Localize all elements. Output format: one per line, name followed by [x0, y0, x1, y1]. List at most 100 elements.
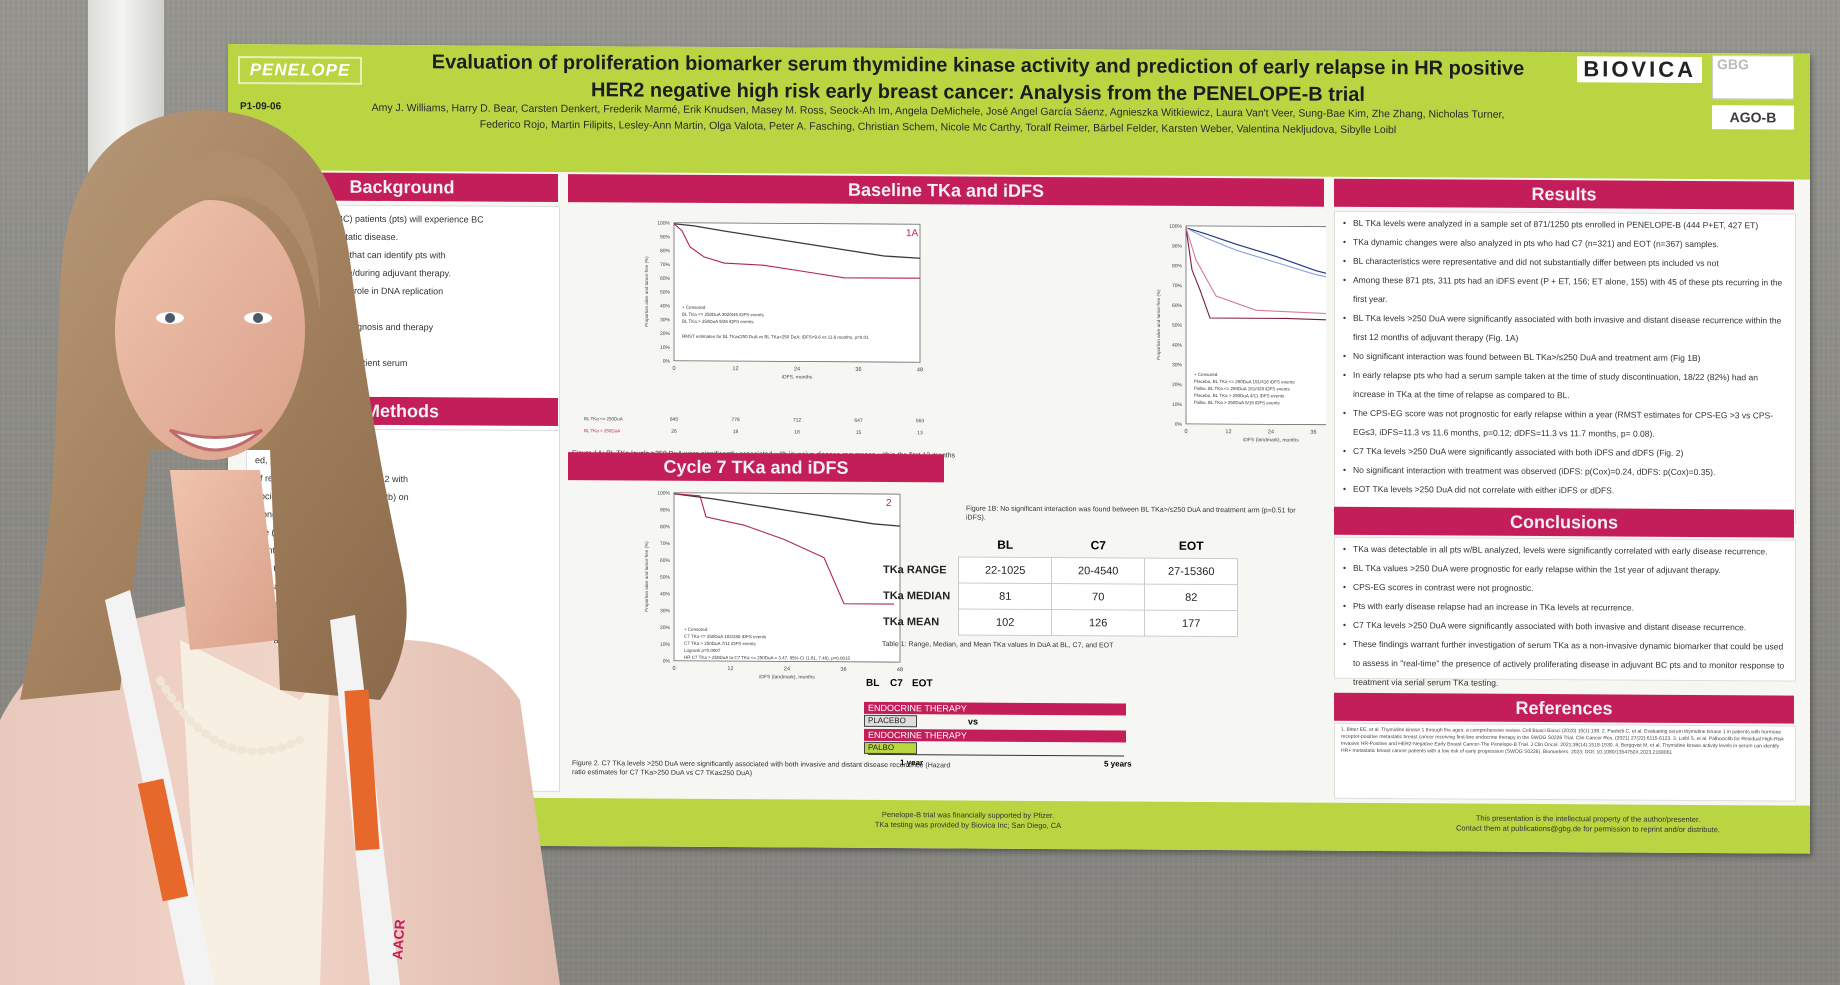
y-tick-label: 30%: [660, 608, 671, 614]
table-row: TKa MEAN 102 126 177: [882, 608, 1238, 637]
legend-entry: Palbo, BL TKa > 250DuA 5/15 iDFS events: [1194, 400, 1280, 406]
y-tick-label: 0%: [1175, 422, 1183, 428]
figure-label: 1A: [906, 228, 919, 239]
y-tick-label: 100%: [657, 491, 670, 497]
tka-values-table: BL C7 EOT TKa RANGE 22-1025 20-4540 27-15360 TK…: [882, 532, 1238, 637]
endocrine-therapy-bar-2: ENDOCRINE THERAPY: [864, 728, 1126, 743]
y-tick-label: 10%: [660, 345, 671, 351]
research-poster: PENELOPE Evaluation of proliferation bio…: [228, 44, 1810, 854]
risk-value: 845: [670, 417, 679, 423]
y-tick-label: 60%: [660, 276, 671, 282]
funding-note: Penelope-B trial was financially support…: [788, 809, 1148, 831]
risk-value: 18: [733, 429, 739, 435]
copyright-line-2: Contact them at publications@gbg.de for …: [1455, 823, 1720, 835]
copyright-note: This presentation is the intellectual pr…: [1378, 813, 1798, 836]
y-tick-label: 40%: [660, 303, 671, 309]
table-row: TKa MEDIAN 81 70 82: [882, 582, 1238, 611]
x-tick-label: 48: [917, 367, 923, 373]
y-tick-label: 50%: [660, 575, 671, 581]
x-tick-label: 36: [855, 367, 861, 373]
legend-entry: Placebo, BL TKa > 250DuA 4/11 iDFS event…: [1194, 393, 1285, 399]
x-tick-label: 36: [1310, 430, 1316, 436]
hair-fringe: [110, 150, 320, 310]
timeline-bl: BL: [866, 677, 880, 689]
risk-value: 15: [856, 430, 862, 436]
legend-entry: HR C7 TKa > 250DuA to C7 TKa <= 250DuA =…: [684, 655, 851, 661]
table-row-label: TKa RANGE: [883, 563, 947, 576]
risk-value: 13: [917, 430, 923, 436]
y-tick-label: 0%: [663, 659, 671, 665]
legend-entry: C7 TKa > 250DuA 7/11 iDFS events: [684, 641, 756, 646]
y-tick-label: 0%: [663, 359, 671, 365]
ago-b-logo: AGO-B: [1712, 105, 1794, 130]
table-column-header: C7: [1090, 538, 1106, 553]
survival-curve: [673, 493, 901, 527]
legend-entry: BL TKa > 250DuA 9/26 iDFS events: [682, 319, 754, 324]
survival-curve: [1185, 227, 1326, 282]
right-iris: [253, 313, 263, 323]
biovica-logo: BIOVICA: [1577, 56, 1702, 84]
conclusions-header: Conclusions: [1334, 506, 1794, 538]
y-tick-label: 20%: [1172, 382, 1183, 388]
table-column-header: EOT: [1178, 538, 1204, 553]
presenter-person: AACR: [0, 110, 560, 985]
legend-entry: + Censored: [1194, 372, 1218, 377]
table-1-caption: Table 1: Range, Median, and Mean TKa val…: [882, 640, 1114, 650]
table-cell: 177: [1144, 610, 1238, 637]
timeline-5-years: 5 years: [1104, 759, 1132, 769]
table-cell: 70: [1051, 583, 1145, 611]
timeline-c7: C7: [890, 678, 903, 690]
figure-1b-caption: Figure 1B: No significant interaction wa…: [966, 505, 1296, 522]
y-tick-label: 60%: [660, 558, 671, 564]
y-tick-label: 80%: [660, 248, 671, 254]
timeline-axis: [868, 753, 1124, 757]
pearl-necklace: [156, 676, 304, 756]
figure-1b: 100% 90% 80% 70% 60% 50% 40% 30% 20% 10% 0%0 12 24 36…: [1156, 224, 1326, 444]
conclusions-section: TKa was detectable in all pts w/BL analy…: [1334, 536, 1796, 688]
risk-value: 778: [731, 417, 740, 423]
y-tick-label: 60%: [1172, 303, 1183, 309]
risk-value: 18: [794, 429, 800, 435]
funding-line-2: TKa testing was provided by Biovica Inc;…: [874, 819, 1062, 831]
y-tick-label: 100%: [1169, 224, 1182, 230]
baseline-header: Baseline TKa and iDFS: [568, 174, 1324, 207]
risk-value: 563: [916, 418, 925, 424]
y-axis-label: Proportion alive and tumor-free (%): [644, 541, 649, 612]
table-corner: [882, 532, 959, 557]
y-tick-label: 90%: [660, 507, 671, 513]
x-tick-label: 24: [1268, 429, 1274, 435]
survival-curve: [673, 223, 921, 259]
y-tick-label: 30%: [1172, 362, 1183, 368]
risk-value: 26: [671, 429, 677, 435]
table-cell: 22-1025: [958, 556, 1052, 584]
y-tick-label: 70%: [660, 262, 671, 268]
legend-entry: Placebo, BL TKa <= 250DuA 151/416 iDFS e…: [1194, 379, 1295, 385]
y-tick-label: 20%: [660, 625, 671, 631]
y-tick-label: 80%: [1172, 263, 1183, 269]
y-tick-label: 30%: [660, 317, 671, 323]
table-row-label: TKa MEDIAN: [883, 589, 951, 602]
timeline-eot: EOT: [912, 678, 933, 690]
y-tick-label: 40%: [1172, 343, 1183, 349]
x-axis-label: iDFS (landmark), months: [759, 674, 815, 680]
references-text: 1. Bitter EE, et al. Thymidine kinase 1 …: [1341, 726, 1784, 756]
table-row-label: TKa MEAN: [883, 615, 940, 628]
conclusion-item: These findings warrant further investiga…: [1341, 635, 1789, 695]
survival-curve: [673, 493, 894, 605]
legend-entry: Palbo, BL TKa <= 250DuA 151/429 iDFS eve…: [1194, 386, 1291, 392]
results-header: Results: [1334, 178, 1794, 210]
cream-blouse: [180, 640, 330, 985]
survival-curve: [1185, 227, 1326, 284]
x-tick-label: 0: [1184, 429, 1187, 435]
y-tick-label: 70%: [660, 541, 671, 547]
y-tick-label: 10%: [1172, 402, 1183, 408]
results-section: BL TKa levels were analyzed in a sample …: [1334, 210, 1796, 524]
risk-value: 647: [854, 418, 863, 424]
legend-entry: BL TKa <= 250DuA 302/845 iDFS events: [682, 312, 765, 318]
legend-entry: + Censored: [684, 627, 708, 632]
plot-area: [673, 492, 901, 663]
y-axis-label: Proportion alive and tumor-free (%): [1156, 289, 1161, 360]
x-tick-label: 12: [732, 366, 738, 372]
survival-curve: [1185, 227, 1326, 316]
survival-curve: [673, 223, 920, 279]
++++
Assignment
Going through the entries, return every line holding the word "results".

Completed exercise
results-header: Results: [1334, 178, 1794, 210]
results-section: BL TKa levels were analyzed in a sample …: [1334, 210, 1796, 524]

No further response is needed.